### Entries provided
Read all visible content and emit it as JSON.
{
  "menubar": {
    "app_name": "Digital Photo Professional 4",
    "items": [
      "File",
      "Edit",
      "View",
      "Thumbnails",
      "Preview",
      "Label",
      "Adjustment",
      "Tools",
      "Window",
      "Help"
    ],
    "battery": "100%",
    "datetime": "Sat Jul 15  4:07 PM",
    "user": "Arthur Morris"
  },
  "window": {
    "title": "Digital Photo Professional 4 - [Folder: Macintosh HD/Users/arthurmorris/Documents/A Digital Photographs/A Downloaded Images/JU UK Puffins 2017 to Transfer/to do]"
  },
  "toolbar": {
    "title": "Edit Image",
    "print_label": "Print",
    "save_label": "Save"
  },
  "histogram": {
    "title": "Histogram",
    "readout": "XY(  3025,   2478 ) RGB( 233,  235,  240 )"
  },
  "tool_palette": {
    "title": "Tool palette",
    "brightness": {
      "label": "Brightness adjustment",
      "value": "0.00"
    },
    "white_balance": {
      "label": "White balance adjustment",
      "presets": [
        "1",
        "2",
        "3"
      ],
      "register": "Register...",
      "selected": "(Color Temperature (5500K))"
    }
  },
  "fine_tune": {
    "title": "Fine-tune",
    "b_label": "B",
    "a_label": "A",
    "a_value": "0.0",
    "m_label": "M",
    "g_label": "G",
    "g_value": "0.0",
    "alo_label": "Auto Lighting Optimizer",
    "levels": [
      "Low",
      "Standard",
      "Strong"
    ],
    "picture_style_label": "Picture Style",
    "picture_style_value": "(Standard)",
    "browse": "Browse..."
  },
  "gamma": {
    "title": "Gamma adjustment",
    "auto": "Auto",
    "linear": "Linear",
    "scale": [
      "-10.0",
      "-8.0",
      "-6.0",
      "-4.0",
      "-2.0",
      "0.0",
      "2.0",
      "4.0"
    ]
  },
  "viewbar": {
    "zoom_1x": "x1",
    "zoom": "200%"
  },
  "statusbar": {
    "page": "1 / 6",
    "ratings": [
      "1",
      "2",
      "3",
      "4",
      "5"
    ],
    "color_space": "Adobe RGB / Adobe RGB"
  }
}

### Stated goal
All entries shown above should be printed again exactly.

### Reply to the task
Read all visible content and emit it as JSON.
{
  "menubar": {
    "app_name": "Digital Photo Professional 4",
    "items": [
      "File",
      "Edit",
      "View",
      "Thumbnails",
      "Preview",
      "Label",
      "Adjustment",
      "Tools",
      "Window",
      "Help"
    ],
    "battery": "100%",
    "datetime": "Sat Jul 15  4:07 PM",
    "user": "Arthur Morris"
  },
  "window": {
    "title": "Digital Photo Professional 4 - [Folder: Macintosh HD/Users/arthurmorris/Documents/A Digital Photographs/A Downloaded Images/JU UK Puffins 2017 to Transfer/to do]"
  },
  "toolbar": {
    "title": "Edit Image",
    "print_label": "Print",
    "save_label": "Save"
  },
  "histogram": {
    "title": "Histogram",
    "readout": "XY(  3025,   2478 ) RGB( 233,  235,  240 )"
  },
  "tool_palette": {
    "title": "Tool palette",
    "brightness": {
      "label": "Brightness adjustment",
      "value": "0.00"
    },
    "white_balance": {
      "label": "White balance adjustment",
      "presets": [
        "1",
        "2",
        "3"
      ],
      "register": "Register...",
      "selected": "(Color Temperature (5500K))"
    }
  },
  "fine_tune": {
    "title": "Fine-tune",
    "b_label": "B",
    "a_label": "A",
    "a_value": "0.0",
    "m_label": "M",
    "g_label": "G",
    "g_value": "0.0",
    "alo_label": "Auto Lighting Optimizer",
    "levels": [
      "Low",
      "Standard",
      "Strong"
    ],
    "picture_style_label": "Picture Style",
    "picture_style_value": "(Standard)",
    "browse": "Browse..."
  },
  "gamma": {
    "title": "Gamma adjustment",
    "auto": "Auto",
    "linear": "Linear",
    "scale": [
      "-10.0",
      "-8.0",
      "-6.0",
      "-4.0",
      "-2.0",
      "0.0",
      "2.0",
      "4.0"
    ]
  },
  "viewbar": {
    "zoom_1x": "x1",
    "zoom": "200%"
  },
  "statusbar": {
    "page": "1 / 6",
    "ratings": [
      "1",
      "2",
      "3",
      "4",
      "5"
    ],
    "color_space": "Adobe RGB / Adobe RGB"
  }
}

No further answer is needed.